### THE RECORDS
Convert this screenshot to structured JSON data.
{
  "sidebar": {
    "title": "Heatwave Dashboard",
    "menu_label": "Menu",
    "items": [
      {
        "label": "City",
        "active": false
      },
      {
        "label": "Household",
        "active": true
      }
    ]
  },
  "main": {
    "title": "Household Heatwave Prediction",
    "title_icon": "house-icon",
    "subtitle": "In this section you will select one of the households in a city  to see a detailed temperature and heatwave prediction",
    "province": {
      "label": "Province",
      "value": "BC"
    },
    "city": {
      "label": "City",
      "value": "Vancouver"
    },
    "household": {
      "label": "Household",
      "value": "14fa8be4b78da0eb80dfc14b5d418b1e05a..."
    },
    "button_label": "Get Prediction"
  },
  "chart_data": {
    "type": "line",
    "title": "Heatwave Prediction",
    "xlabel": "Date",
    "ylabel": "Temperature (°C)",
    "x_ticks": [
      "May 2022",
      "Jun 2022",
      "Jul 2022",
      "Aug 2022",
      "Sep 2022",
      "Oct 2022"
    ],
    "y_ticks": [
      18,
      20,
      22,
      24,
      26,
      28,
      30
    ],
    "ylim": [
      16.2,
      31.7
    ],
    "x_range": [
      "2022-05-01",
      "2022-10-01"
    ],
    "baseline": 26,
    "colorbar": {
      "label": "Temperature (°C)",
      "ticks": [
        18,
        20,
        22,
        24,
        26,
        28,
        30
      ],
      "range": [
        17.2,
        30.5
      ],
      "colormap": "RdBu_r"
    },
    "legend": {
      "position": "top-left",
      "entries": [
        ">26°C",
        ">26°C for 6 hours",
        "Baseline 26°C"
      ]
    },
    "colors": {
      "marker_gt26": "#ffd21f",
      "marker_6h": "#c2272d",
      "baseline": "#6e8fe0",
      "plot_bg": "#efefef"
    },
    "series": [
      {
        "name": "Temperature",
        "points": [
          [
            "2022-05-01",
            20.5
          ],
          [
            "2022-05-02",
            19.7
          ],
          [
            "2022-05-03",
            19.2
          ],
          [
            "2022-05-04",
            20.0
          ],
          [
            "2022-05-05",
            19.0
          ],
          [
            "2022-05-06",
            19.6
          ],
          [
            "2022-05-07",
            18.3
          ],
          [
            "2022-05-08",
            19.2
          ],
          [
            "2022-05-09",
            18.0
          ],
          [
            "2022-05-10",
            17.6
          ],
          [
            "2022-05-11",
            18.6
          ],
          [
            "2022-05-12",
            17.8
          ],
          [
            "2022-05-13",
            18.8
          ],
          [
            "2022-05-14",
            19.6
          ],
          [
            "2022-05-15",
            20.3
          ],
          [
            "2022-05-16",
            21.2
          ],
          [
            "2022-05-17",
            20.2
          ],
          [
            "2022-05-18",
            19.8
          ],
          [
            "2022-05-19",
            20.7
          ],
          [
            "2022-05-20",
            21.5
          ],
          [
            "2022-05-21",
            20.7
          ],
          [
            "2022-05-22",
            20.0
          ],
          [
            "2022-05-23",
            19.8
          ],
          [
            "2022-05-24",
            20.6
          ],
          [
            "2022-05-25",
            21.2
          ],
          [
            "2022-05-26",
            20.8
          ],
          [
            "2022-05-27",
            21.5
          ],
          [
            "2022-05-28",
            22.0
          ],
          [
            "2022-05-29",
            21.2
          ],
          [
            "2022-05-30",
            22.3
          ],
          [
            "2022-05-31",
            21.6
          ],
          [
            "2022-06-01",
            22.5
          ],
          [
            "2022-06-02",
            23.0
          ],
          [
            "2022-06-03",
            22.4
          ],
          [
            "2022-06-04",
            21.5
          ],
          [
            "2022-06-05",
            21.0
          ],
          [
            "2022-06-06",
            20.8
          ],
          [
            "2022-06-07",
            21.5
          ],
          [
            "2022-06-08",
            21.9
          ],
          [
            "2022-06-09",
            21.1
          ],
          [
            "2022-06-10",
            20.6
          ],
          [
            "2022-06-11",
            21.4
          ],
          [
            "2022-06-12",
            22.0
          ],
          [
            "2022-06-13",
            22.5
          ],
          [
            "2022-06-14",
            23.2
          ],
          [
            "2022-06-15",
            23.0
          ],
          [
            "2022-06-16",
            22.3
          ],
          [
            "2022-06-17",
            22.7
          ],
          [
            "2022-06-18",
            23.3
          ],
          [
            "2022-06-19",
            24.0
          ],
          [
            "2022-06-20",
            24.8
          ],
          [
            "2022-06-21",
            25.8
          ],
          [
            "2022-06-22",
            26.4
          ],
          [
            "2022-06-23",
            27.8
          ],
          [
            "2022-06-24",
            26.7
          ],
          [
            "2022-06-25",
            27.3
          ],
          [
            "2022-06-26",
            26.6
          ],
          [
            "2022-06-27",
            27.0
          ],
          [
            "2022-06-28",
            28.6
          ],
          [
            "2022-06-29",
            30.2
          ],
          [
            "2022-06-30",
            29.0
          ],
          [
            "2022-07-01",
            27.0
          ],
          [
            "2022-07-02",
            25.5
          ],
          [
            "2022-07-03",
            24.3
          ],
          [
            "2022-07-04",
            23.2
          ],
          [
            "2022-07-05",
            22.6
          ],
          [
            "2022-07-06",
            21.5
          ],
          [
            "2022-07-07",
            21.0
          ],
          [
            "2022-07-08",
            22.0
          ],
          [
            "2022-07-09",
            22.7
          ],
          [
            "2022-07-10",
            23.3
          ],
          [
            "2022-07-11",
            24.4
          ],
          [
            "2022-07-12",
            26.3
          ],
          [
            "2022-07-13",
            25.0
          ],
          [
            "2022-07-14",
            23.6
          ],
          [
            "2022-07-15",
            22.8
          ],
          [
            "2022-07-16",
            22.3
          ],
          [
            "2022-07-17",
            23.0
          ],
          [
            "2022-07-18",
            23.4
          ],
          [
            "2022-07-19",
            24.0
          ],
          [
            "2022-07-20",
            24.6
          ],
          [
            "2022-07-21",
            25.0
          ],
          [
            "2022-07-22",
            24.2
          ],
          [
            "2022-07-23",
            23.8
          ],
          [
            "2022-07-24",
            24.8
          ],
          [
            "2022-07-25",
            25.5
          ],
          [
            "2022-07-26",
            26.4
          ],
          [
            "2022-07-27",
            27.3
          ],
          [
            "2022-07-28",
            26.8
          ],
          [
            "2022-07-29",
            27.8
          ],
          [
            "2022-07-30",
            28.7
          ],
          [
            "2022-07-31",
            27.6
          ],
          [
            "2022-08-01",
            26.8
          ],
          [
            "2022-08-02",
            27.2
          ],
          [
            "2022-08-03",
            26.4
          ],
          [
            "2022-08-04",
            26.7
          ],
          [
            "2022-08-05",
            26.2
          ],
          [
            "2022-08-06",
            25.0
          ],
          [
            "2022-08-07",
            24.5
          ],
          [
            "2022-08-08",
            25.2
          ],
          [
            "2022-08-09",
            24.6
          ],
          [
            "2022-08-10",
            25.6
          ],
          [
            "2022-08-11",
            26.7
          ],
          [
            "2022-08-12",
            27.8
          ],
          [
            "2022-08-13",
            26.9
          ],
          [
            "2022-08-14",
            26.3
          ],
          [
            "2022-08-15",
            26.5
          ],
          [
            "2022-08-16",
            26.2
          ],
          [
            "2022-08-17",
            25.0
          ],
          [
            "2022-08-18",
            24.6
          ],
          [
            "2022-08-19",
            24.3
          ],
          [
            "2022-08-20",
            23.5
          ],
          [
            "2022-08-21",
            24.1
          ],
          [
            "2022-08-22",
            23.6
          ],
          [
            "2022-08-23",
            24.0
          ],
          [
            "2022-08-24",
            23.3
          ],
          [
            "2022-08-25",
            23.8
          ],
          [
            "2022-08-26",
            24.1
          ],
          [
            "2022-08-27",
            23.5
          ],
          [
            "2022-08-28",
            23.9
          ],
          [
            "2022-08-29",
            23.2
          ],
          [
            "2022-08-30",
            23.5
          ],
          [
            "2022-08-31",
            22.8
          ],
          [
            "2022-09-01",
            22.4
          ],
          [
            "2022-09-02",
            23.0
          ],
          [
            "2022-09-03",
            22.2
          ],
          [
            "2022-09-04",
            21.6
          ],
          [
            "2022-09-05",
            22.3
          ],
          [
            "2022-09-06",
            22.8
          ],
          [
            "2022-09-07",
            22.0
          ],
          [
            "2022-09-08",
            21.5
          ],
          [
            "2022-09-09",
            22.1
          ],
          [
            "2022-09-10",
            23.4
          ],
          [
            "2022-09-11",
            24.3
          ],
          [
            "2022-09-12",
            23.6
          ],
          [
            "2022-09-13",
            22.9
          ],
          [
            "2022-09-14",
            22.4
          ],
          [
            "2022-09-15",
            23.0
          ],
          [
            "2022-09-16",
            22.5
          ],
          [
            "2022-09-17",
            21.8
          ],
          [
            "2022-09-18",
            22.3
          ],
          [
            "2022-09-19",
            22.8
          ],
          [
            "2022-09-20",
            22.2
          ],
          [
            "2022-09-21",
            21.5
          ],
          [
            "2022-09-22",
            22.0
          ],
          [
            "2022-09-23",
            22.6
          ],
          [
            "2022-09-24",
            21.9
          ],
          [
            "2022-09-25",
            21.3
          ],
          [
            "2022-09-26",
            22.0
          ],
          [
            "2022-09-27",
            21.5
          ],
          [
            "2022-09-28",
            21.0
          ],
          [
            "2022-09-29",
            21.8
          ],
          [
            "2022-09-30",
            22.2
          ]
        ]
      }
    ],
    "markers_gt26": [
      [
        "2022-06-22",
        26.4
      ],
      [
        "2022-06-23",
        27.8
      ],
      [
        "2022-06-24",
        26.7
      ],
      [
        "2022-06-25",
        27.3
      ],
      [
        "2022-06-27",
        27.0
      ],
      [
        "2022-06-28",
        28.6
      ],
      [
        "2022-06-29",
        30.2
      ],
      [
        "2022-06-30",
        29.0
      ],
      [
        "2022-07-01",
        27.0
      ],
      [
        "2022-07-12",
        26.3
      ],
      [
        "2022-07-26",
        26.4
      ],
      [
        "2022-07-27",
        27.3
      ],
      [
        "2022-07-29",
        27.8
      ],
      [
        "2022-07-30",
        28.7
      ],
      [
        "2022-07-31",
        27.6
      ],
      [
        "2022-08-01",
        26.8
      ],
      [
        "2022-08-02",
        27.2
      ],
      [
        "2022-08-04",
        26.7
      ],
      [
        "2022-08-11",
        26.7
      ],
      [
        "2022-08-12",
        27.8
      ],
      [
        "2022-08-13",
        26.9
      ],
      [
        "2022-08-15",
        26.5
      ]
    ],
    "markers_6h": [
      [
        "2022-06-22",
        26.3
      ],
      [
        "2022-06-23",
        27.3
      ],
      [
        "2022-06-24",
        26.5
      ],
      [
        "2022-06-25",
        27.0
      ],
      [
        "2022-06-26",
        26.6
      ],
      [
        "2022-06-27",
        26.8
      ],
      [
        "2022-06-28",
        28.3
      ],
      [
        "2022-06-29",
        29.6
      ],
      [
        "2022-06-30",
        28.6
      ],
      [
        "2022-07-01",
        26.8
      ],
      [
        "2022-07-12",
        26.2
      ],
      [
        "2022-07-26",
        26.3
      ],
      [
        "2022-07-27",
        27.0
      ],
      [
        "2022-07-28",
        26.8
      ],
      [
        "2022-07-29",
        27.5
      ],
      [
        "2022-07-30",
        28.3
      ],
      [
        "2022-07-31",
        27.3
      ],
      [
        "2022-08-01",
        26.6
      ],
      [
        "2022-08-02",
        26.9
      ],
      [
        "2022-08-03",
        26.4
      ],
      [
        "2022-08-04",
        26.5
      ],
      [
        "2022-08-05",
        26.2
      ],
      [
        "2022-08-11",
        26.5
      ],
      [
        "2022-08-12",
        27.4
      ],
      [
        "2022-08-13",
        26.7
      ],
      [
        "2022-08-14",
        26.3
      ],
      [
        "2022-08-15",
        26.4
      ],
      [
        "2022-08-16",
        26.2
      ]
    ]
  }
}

### SHORT TASK
Spot every line that holds "this" and copy it.

### RESPONSE
Convert this screenshot to structured JSON data.
    "subtitle": "In this section you will select one of the households in a city  to see a detailed temperature and heatwave prediction",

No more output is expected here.